┏━━

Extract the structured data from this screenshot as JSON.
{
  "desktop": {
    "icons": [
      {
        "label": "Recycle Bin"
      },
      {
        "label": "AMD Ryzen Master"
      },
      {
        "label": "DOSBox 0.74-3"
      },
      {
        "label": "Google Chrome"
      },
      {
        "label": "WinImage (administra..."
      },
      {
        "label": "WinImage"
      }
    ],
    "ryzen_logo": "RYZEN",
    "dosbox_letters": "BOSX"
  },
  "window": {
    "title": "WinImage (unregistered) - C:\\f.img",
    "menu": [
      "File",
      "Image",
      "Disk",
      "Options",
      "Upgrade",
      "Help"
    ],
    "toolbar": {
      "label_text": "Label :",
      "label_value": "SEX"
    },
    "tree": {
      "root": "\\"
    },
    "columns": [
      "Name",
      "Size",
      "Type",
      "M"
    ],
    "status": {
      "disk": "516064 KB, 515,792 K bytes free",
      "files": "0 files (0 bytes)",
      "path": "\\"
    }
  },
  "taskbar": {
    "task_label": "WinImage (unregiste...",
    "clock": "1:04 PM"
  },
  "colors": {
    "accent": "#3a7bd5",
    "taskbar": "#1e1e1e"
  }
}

┗━━

[Exercise task] All of the data shown above must be copied exactly.

[Task solution]
Extract the structured data from this screenshot as JSON.
{
  "desktop": {
    "icons": [
      {
        "label": "Recycle Bin"
      },
      {
        "label": "AMD Ryzen Master"
      },
      {
        "label": "DOSBox 0.74-3"
      },
      {
        "label": "Google Chrome"
      },
      {
        "label": "WinImage (administra..."
      },
      {
        "label": "WinImage"
      }
    ],
    "ryzen_logo": "RYZEN",
    "dosbox_letters": "BOSX"
  },
  "window": {
    "title": "WinImage (unregistered) - C:\\f.img",
    "menu": [
      "File",
      "Image",
      "Disk",
      "Options",
      "Upgrade",
      "Help"
    ],
    "toolbar": {
      "label_text": "Label :",
      "label_value": "SEX"
    },
    "tree": {
      "root": "\\"
    },
    "columns": [
      "Name",
      "Size",
      "Type",
      "M"
    ],
    "status": {
      "disk": "516064 KB, 515,792 K bytes free",
      "files": "0 files (0 bytes)",
      "path": "\\"
    }
  },
  "taskbar": {
    "task_label": "WinImage (unregiste...",
    "clock": "1:04 PM"
  },
  "colors": {
    "accent": "#3a7bd5",
    "taskbar": "#1e1e1e"
  }
}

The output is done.